--- start MATERIAL TO PROCESS ---

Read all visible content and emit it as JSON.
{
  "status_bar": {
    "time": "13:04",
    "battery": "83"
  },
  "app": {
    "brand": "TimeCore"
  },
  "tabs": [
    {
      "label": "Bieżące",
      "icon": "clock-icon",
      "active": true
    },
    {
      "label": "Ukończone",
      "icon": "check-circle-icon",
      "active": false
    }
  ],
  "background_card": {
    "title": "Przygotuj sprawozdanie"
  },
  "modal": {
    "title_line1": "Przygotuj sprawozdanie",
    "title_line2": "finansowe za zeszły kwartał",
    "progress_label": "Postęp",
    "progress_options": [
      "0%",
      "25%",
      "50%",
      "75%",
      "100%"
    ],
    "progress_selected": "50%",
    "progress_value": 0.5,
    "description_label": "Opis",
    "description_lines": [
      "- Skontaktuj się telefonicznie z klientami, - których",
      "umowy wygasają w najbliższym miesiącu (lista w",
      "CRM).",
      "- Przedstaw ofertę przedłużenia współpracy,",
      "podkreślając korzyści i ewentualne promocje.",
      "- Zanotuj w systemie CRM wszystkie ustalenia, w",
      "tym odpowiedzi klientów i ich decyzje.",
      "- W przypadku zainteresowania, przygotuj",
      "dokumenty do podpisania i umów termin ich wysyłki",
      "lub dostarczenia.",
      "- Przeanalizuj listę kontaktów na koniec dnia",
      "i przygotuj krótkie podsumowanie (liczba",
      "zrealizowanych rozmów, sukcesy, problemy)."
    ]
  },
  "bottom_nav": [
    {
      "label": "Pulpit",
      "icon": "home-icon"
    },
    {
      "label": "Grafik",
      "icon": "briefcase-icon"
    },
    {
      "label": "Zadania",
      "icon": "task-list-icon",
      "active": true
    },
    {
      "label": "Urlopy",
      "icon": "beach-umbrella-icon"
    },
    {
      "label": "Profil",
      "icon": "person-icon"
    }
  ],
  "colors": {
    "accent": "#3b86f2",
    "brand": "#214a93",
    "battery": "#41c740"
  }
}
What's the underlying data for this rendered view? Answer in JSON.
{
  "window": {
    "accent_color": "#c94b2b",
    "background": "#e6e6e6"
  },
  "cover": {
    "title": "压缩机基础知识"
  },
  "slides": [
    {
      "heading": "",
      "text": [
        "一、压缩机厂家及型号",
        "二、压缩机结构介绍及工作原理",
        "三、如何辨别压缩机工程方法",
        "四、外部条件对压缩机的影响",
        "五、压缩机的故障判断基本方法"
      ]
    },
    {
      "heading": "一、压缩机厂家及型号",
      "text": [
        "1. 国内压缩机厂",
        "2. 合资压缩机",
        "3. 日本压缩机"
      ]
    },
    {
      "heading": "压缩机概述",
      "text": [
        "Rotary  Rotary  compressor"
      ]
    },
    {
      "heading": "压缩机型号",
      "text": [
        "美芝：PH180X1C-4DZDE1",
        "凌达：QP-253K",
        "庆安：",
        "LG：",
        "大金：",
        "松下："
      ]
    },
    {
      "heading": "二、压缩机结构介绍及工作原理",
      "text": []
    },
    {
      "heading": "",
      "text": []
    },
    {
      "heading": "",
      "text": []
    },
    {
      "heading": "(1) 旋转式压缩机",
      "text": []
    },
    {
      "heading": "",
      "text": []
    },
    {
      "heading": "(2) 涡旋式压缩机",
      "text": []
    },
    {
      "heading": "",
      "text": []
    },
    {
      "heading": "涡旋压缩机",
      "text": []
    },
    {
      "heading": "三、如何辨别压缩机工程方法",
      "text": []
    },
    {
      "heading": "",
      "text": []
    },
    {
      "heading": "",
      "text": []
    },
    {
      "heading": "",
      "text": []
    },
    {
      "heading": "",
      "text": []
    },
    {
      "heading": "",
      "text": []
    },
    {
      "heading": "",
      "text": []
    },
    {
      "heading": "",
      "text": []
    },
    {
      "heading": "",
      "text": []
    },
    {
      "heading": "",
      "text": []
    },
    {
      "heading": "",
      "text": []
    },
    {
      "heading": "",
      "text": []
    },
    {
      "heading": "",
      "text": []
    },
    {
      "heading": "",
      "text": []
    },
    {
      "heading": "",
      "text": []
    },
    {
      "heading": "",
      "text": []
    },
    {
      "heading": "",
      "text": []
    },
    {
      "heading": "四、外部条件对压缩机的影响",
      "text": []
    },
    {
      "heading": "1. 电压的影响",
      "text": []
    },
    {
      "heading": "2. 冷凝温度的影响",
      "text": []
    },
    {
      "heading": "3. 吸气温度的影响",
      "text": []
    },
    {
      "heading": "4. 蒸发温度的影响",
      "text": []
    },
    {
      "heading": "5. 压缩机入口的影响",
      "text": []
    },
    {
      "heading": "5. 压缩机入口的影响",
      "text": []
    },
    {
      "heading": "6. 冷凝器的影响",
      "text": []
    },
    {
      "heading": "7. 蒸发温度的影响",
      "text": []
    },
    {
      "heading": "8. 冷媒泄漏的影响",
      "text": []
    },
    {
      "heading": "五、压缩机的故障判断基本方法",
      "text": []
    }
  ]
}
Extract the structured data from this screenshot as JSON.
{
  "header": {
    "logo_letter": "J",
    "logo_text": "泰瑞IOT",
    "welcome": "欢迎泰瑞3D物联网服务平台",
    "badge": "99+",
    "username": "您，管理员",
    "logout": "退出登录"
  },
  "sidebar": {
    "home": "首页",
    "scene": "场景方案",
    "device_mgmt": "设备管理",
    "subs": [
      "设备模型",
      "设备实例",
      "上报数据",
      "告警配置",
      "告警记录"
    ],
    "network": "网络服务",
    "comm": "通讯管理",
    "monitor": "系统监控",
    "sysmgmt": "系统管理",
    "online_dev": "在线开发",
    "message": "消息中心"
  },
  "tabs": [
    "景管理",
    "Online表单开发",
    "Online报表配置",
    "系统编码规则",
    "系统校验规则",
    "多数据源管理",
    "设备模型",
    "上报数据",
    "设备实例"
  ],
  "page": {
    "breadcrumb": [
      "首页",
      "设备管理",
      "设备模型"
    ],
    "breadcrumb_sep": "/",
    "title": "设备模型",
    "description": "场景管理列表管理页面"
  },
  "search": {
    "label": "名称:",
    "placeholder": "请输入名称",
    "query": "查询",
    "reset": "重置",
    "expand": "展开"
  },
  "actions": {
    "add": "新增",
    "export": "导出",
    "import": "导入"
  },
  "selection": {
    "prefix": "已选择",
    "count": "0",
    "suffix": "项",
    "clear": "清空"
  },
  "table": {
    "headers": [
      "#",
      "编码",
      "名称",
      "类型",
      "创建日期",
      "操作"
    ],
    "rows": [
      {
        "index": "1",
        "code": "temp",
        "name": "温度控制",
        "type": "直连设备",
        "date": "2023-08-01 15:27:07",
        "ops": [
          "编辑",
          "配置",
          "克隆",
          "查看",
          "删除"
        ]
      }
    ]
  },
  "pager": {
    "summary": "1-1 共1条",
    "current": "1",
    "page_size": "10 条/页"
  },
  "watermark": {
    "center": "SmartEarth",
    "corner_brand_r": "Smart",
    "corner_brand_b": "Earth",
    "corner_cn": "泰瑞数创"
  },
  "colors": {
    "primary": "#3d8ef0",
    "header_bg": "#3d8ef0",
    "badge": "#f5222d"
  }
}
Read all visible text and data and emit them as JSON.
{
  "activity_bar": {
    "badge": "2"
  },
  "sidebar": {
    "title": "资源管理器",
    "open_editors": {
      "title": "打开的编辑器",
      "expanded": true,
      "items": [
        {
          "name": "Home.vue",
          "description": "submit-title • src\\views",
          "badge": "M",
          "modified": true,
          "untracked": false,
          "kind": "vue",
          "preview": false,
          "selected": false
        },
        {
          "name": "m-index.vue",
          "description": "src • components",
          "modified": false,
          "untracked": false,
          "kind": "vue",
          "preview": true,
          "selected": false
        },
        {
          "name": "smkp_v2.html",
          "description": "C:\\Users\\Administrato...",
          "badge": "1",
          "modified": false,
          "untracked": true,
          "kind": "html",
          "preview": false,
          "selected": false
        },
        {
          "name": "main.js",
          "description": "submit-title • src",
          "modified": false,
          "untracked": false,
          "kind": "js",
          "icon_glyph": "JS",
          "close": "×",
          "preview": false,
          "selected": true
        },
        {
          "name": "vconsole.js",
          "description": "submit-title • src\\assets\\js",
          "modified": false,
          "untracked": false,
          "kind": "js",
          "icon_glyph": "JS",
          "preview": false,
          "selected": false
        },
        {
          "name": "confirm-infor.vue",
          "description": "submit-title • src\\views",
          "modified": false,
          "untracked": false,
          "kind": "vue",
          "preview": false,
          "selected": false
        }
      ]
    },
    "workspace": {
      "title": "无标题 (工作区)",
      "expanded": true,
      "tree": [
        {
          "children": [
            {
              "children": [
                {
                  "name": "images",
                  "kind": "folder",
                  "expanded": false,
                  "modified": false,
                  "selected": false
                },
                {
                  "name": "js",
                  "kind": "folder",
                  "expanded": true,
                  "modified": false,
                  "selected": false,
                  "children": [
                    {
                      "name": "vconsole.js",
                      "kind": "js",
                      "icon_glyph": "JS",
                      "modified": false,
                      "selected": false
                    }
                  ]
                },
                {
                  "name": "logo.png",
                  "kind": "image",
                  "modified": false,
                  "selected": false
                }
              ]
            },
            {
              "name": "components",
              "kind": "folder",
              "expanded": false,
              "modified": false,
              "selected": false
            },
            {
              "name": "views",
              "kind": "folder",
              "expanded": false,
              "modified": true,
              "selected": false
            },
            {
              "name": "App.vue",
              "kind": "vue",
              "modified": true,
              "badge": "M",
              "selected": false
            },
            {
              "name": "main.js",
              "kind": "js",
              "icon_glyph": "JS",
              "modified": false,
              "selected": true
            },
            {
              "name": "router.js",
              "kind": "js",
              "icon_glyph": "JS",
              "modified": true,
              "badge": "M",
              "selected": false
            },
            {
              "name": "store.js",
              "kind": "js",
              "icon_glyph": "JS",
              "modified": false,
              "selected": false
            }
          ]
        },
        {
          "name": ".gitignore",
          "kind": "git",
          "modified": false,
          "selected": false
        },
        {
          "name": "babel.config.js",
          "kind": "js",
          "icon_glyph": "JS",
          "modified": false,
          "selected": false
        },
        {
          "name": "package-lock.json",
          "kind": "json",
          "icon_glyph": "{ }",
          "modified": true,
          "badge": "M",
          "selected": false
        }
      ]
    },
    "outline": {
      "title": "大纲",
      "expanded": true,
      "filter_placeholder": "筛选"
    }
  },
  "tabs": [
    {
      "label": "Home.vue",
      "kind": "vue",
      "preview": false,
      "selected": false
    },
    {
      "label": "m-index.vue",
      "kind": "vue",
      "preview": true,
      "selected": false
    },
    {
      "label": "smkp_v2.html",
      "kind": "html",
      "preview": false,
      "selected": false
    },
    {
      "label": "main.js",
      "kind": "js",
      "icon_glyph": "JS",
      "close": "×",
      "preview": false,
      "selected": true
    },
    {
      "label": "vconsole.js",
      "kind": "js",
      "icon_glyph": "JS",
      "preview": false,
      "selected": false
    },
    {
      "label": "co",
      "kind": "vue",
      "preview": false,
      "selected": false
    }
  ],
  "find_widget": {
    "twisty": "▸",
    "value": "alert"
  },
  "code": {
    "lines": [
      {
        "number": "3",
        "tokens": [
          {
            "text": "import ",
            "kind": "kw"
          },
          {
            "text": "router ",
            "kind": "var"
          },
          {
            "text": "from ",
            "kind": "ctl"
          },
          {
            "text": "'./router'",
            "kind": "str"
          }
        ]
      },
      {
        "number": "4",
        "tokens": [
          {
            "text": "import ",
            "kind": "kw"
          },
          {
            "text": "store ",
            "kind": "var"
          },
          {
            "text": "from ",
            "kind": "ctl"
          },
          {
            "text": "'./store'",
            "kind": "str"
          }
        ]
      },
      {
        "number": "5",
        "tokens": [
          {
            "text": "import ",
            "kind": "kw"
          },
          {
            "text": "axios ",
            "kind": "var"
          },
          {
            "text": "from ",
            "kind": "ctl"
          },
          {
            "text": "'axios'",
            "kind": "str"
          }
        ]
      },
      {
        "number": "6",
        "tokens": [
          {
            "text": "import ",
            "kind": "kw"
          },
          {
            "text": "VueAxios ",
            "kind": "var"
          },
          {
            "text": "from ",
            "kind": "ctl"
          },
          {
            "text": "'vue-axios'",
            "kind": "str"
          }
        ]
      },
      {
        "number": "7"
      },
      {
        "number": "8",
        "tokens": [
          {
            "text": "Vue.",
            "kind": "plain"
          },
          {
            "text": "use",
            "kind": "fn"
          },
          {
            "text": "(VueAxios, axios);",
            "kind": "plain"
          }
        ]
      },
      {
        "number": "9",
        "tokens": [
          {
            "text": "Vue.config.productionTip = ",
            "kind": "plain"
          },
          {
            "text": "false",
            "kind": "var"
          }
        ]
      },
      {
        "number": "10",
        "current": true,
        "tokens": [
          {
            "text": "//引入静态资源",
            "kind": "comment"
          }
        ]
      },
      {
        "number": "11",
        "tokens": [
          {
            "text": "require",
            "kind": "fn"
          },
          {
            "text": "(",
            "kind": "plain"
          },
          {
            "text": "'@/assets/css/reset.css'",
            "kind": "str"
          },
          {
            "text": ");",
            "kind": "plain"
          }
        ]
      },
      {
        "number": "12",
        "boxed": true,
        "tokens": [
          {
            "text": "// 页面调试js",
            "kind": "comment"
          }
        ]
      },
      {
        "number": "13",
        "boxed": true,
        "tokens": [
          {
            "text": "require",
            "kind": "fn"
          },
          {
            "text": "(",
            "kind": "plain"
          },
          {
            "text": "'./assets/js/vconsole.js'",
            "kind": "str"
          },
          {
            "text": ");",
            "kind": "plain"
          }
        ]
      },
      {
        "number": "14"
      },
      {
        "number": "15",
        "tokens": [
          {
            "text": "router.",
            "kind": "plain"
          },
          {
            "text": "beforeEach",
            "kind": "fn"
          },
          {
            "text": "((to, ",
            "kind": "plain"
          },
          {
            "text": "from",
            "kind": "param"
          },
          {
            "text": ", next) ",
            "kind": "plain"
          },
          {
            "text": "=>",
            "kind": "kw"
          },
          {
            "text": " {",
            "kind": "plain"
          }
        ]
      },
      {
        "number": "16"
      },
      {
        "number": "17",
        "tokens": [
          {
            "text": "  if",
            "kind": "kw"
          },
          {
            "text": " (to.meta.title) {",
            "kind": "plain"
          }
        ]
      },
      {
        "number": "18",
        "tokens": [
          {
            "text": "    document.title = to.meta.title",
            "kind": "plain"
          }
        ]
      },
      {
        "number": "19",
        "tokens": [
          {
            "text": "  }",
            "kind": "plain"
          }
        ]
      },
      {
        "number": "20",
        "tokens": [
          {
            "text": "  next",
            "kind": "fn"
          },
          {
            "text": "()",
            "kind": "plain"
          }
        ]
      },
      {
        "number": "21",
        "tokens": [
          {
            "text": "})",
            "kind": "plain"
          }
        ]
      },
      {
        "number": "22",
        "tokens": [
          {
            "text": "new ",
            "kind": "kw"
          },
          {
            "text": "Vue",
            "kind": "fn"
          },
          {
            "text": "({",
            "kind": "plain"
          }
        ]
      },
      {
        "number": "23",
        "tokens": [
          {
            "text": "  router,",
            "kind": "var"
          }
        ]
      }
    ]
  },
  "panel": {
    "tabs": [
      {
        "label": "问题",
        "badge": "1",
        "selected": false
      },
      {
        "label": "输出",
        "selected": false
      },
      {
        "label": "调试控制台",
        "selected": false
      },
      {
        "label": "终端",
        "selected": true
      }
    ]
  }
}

--- end MATERIAL TO PROCESS ---

INSTRUCTIONS FOR THE TASK
Which lines of the data include "如何辨别压缩机工程方法"? Copy each of them.

OUTPUT OF THE EXERCISE
        "三、如何辨别压缩机工程方法",
      "heading": "三、如何辨别压缩机工程方法",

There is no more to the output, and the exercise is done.